■ **DATA SUPPLIED**:
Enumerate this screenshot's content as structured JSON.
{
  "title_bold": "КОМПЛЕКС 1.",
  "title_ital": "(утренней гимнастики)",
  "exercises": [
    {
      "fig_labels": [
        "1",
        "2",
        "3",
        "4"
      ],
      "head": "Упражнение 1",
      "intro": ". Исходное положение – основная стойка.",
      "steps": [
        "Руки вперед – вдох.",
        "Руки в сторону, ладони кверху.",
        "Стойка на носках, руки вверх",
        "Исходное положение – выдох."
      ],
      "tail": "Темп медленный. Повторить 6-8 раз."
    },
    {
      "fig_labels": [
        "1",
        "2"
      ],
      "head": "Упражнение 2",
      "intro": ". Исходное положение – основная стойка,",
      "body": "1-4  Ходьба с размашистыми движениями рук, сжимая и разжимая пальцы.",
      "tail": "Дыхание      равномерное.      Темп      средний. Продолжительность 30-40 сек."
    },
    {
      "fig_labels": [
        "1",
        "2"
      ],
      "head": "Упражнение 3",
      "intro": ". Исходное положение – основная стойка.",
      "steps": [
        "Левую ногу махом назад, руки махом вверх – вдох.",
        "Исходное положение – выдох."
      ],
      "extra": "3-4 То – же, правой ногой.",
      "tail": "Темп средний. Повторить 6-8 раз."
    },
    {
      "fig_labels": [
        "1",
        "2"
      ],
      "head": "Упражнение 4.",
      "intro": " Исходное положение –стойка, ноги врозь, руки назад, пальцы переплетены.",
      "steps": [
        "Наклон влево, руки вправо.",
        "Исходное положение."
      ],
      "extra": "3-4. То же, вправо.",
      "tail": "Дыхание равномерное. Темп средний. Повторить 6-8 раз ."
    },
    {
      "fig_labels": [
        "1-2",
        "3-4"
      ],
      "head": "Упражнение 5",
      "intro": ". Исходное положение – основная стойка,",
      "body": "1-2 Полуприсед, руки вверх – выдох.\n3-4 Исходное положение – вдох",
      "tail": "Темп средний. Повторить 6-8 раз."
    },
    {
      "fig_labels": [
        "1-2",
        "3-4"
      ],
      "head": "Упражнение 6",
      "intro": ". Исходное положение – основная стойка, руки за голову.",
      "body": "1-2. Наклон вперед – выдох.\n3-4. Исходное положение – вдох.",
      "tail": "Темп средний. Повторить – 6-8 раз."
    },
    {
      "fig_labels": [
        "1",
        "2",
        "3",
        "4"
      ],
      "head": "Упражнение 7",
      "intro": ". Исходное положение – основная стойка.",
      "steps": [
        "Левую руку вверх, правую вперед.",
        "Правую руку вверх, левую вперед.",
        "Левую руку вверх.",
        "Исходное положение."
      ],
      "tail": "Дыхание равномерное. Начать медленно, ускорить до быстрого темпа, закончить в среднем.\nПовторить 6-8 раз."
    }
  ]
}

■ **PROBLEM TO SOLVE**: From the data above, show each line that contains "Упражнение".

■ **EXERCISE RESULT**:
      "head": "Упражнение 1",
      "head": "Упражнение 2",
      "head": "Упражнение 3",
      "head": "Упражнение 4.",
      "head": "Упражнение 5",
      "head": "Упражнение 6",
      "head": "Упражнение 7",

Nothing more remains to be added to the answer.